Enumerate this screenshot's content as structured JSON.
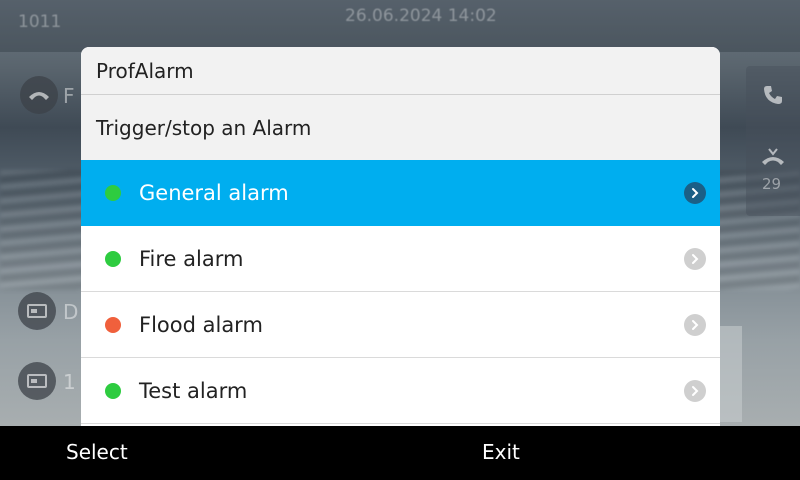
{
  "background": {
    "extension": "1011",
    "datetime": "26.06.2024 14:02",
    "line_label_partial": "F",
    "item2_partial": "D",
    "item3_partial": "1",
    "missed_count": "29"
  },
  "dialog": {
    "title": "ProfAlarm",
    "subtitle": "Trigger/stop an Alarm",
    "items": [
      {
        "label": "General alarm",
        "status_color": "#2ecc40",
        "selected": true
      },
      {
        "label": "Fire alarm",
        "status_color": "#2ecc40",
        "selected": false
      },
      {
        "label": "Flood alarm",
        "status_color": "#f0603c",
        "selected": false
      },
      {
        "label": "Test alarm",
        "status_color": "#2ecc40",
        "selected": false
      }
    ]
  },
  "softkeys": {
    "left_label": "Select",
    "right_label": "Exit"
  },
  "colors": {
    "selection": "#00aeef",
    "status_green": "#2ecc40",
    "status_orange": "#f0603c"
  }
}
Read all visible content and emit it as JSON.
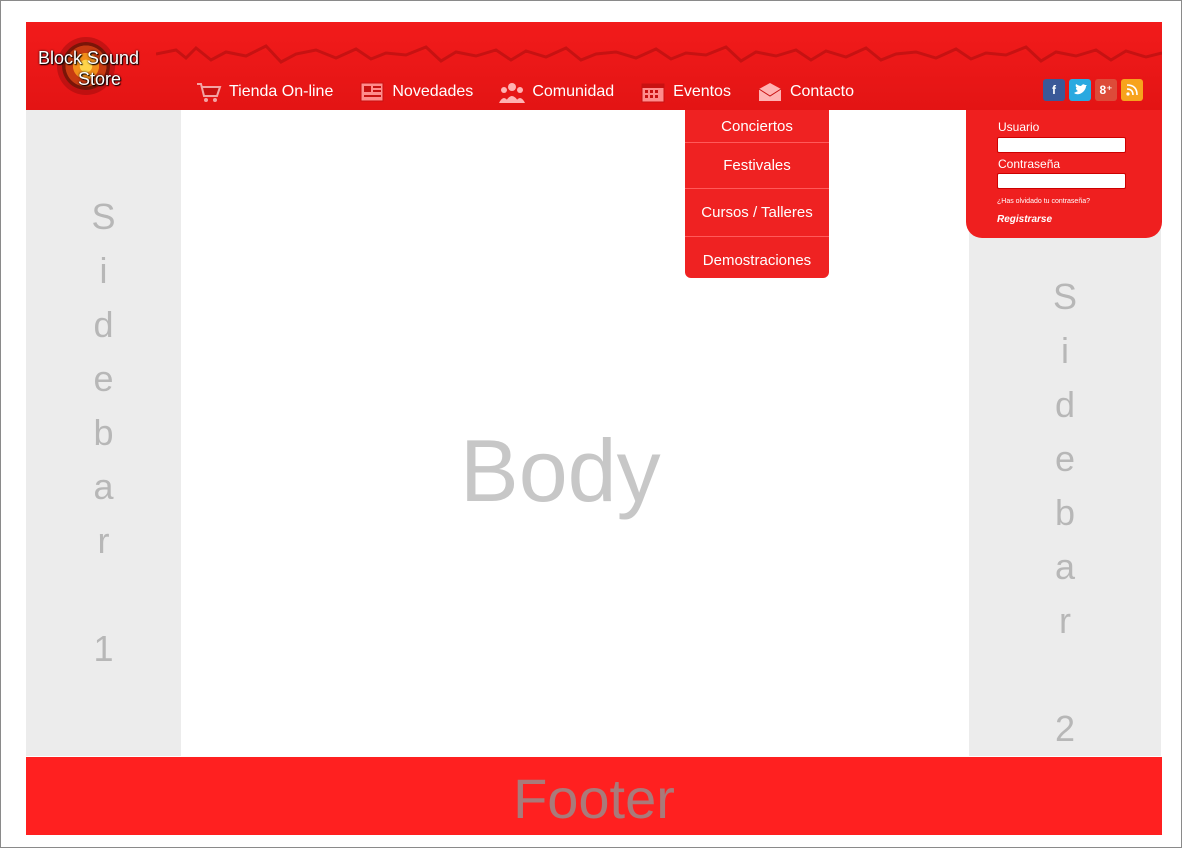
{
  "logo": {
    "line1": "Block Sound",
    "line2": "Store"
  },
  "nav": [
    {
      "label": "Tienda On-line",
      "icon": "shopping-cart-icon"
    },
    {
      "label": "Novedades",
      "icon": "newspaper-icon"
    },
    {
      "label": "Comunidad",
      "icon": "people-icon"
    },
    {
      "label": "Eventos",
      "icon": "calendar-icon"
    },
    {
      "label": "Contacto",
      "icon": "envelope-icon"
    }
  ],
  "social": [
    {
      "glyph": "f",
      "icon": "facebook-icon",
      "color": "#3b5998"
    },
    {
      "glyph": "t",
      "icon": "twitter-icon",
      "color": "#2aa9e0"
    },
    {
      "glyph": "8⁺",
      "icon": "google-plus-icon",
      "color": "#dd4b39"
    },
    {
      "glyph": "rss",
      "icon": "rss-icon",
      "color": "#f7a31c"
    }
  ],
  "dropdown": [
    "Conciertos",
    "Festivales",
    "Cursos / Talleres",
    "Demostraciones"
  ],
  "login": {
    "user_label": "Usuario",
    "password_label": "Contraseña",
    "forgot": "¿Has olvidado tu contraseña?",
    "register": "Registrarse"
  },
  "sidebar1": [
    "S",
    "i",
    "d",
    "e",
    "b",
    "a",
    "r",
    "",
    "1"
  ],
  "sidebar2": [
    "S",
    "i",
    "d",
    "e",
    "b",
    "a",
    "r",
    "",
    "2"
  ],
  "body_label": "Body",
  "footer_label": "Footer",
  "colors": {
    "brand_red": "#ef1f1f",
    "sidebar_gray": "#ececec",
    "placeholder_text": "#c7c7c7"
  }
}
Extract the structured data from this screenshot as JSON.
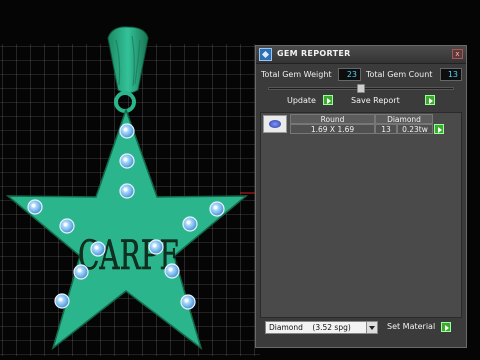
{
  "pendant": {
    "engraving": "CARPE",
    "colors": {
      "metal": "#2bb58c",
      "metal_dark": "#16744f",
      "gem": "#9fd1f7",
      "grid": "#d9d9d9",
      "axis": "#d42020"
    }
  },
  "gem_reporter": {
    "title": "GEM REPORTER",
    "close_label": "x",
    "total_gem_weight_label": "Total Gem Weight",
    "total_gem_weight_value": "23",
    "total_gem_count_label": "Total Gem Count",
    "total_gem_count_value": "13",
    "update_label": "Update",
    "save_report_label": "Save Report",
    "gem_row": {
      "cut_header": "Round",
      "type_header": "Diamond",
      "size": "1.69 X 1.69",
      "count": "13",
      "weight": "0.23tw"
    },
    "material_selected": "Diamond    (3.52 spg)",
    "set_material_label": "Set Material",
    "colors": {
      "value_text": "#4fd3ff",
      "go_button": "#3caa2f"
    }
  }
}
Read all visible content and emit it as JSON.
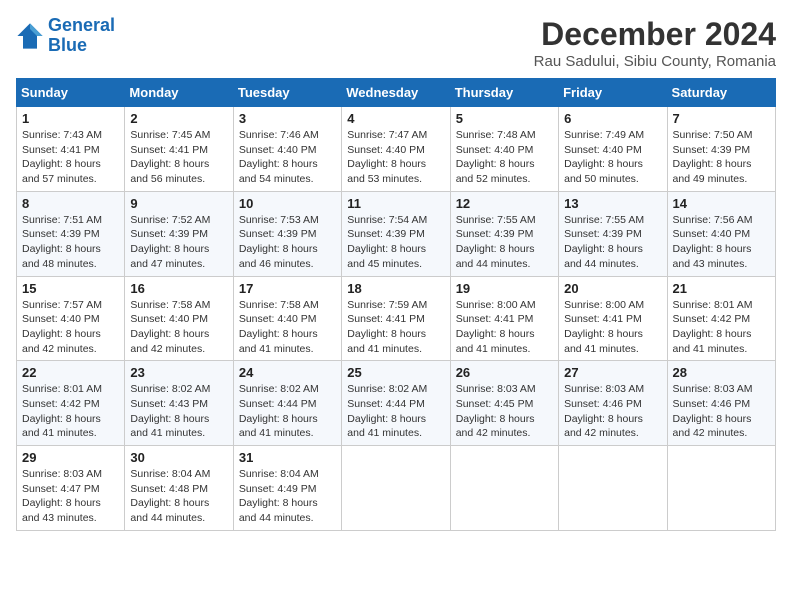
{
  "header": {
    "logo_line1": "General",
    "logo_line2": "Blue",
    "month_title": "December 2024",
    "location": "Rau Sadului, Sibiu County, Romania"
  },
  "weekdays": [
    "Sunday",
    "Monday",
    "Tuesday",
    "Wednesday",
    "Thursday",
    "Friday",
    "Saturday"
  ],
  "weeks": [
    [
      {
        "day": "1",
        "sunrise": "7:43 AM",
        "sunset": "4:41 PM",
        "daylight": "8 hours and 57 minutes."
      },
      {
        "day": "2",
        "sunrise": "7:45 AM",
        "sunset": "4:41 PM",
        "daylight": "8 hours and 56 minutes."
      },
      {
        "day": "3",
        "sunrise": "7:46 AM",
        "sunset": "4:40 PM",
        "daylight": "8 hours and 54 minutes."
      },
      {
        "day": "4",
        "sunrise": "7:47 AM",
        "sunset": "4:40 PM",
        "daylight": "8 hours and 53 minutes."
      },
      {
        "day": "5",
        "sunrise": "7:48 AM",
        "sunset": "4:40 PM",
        "daylight": "8 hours and 52 minutes."
      },
      {
        "day": "6",
        "sunrise": "7:49 AM",
        "sunset": "4:40 PM",
        "daylight": "8 hours and 50 minutes."
      },
      {
        "day": "7",
        "sunrise": "7:50 AM",
        "sunset": "4:39 PM",
        "daylight": "8 hours and 49 minutes."
      }
    ],
    [
      {
        "day": "8",
        "sunrise": "7:51 AM",
        "sunset": "4:39 PM",
        "daylight": "8 hours and 48 minutes."
      },
      {
        "day": "9",
        "sunrise": "7:52 AM",
        "sunset": "4:39 PM",
        "daylight": "8 hours and 47 minutes."
      },
      {
        "day": "10",
        "sunrise": "7:53 AM",
        "sunset": "4:39 PM",
        "daylight": "8 hours and 46 minutes."
      },
      {
        "day": "11",
        "sunrise": "7:54 AM",
        "sunset": "4:39 PM",
        "daylight": "8 hours and 45 minutes."
      },
      {
        "day": "12",
        "sunrise": "7:55 AM",
        "sunset": "4:39 PM",
        "daylight": "8 hours and 44 minutes."
      },
      {
        "day": "13",
        "sunrise": "7:55 AM",
        "sunset": "4:39 PM",
        "daylight": "8 hours and 44 minutes."
      },
      {
        "day": "14",
        "sunrise": "7:56 AM",
        "sunset": "4:40 PM",
        "daylight": "8 hours and 43 minutes."
      }
    ],
    [
      {
        "day": "15",
        "sunrise": "7:57 AM",
        "sunset": "4:40 PM",
        "daylight": "8 hours and 42 minutes."
      },
      {
        "day": "16",
        "sunrise": "7:58 AM",
        "sunset": "4:40 PM",
        "daylight": "8 hours and 42 minutes."
      },
      {
        "day": "17",
        "sunrise": "7:58 AM",
        "sunset": "4:40 PM",
        "daylight": "8 hours and 41 minutes."
      },
      {
        "day": "18",
        "sunrise": "7:59 AM",
        "sunset": "4:41 PM",
        "daylight": "8 hours and 41 minutes."
      },
      {
        "day": "19",
        "sunrise": "8:00 AM",
        "sunset": "4:41 PM",
        "daylight": "8 hours and 41 minutes."
      },
      {
        "day": "20",
        "sunrise": "8:00 AM",
        "sunset": "4:41 PM",
        "daylight": "8 hours and 41 minutes."
      },
      {
        "day": "21",
        "sunrise": "8:01 AM",
        "sunset": "4:42 PM",
        "daylight": "8 hours and 41 minutes."
      }
    ],
    [
      {
        "day": "22",
        "sunrise": "8:01 AM",
        "sunset": "4:42 PM",
        "daylight": "8 hours and 41 minutes."
      },
      {
        "day": "23",
        "sunrise": "8:02 AM",
        "sunset": "4:43 PM",
        "daylight": "8 hours and 41 minutes."
      },
      {
        "day": "24",
        "sunrise": "8:02 AM",
        "sunset": "4:44 PM",
        "daylight": "8 hours and 41 minutes."
      },
      {
        "day": "25",
        "sunrise": "8:02 AM",
        "sunset": "4:44 PM",
        "daylight": "8 hours and 41 minutes."
      },
      {
        "day": "26",
        "sunrise": "8:03 AM",
        "sunset": "4:45 PM",
        "daylight": "8 hours and 42 minutes."
      },
      {
        "day": "27",
        "sunrise": "8:03 AM",
        "sunset": "4:46 PM",
        "daylight": "8 hours and 42 minutes."
      },
      {
        "day": "28",
        "sunrise": "8:03 AM",
        "sunset": "4:46 PM",
        "daylight": "8 hours and 42 minutes."
      }
    ],
    [
      {
        "day": "29",
        "sunrise": "8:03 AM",
        "sunset": "4:47 PM",
        "daylight": "8 hours and 43 minutes."
      },
      {
        "day": "30",
        "sunrise": "8:04 AM",
        "sunset": "4:48 PM",
        "daylight": "8 hours and 44 minutes."
      },
      {
        "day": "31",
        "sunrise": "8:04 AM",
        "sunset": "4:49 PM",
        "daylight": "8 hours and 44 minutes."
      },
      null,
      null,
      null,
      null
    ]
  ],
  "labels": {
    "sunrise": "Sunrise:",
    "sunset": "Sunset:",
    "daylight": "Daylight:"
  }
}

- EXERCISE PROMPT
Scan the material above. Copy each line that holds the word "General".

- FULL ANSWER
        "label": "General alarm",
    "logo_line1": "General",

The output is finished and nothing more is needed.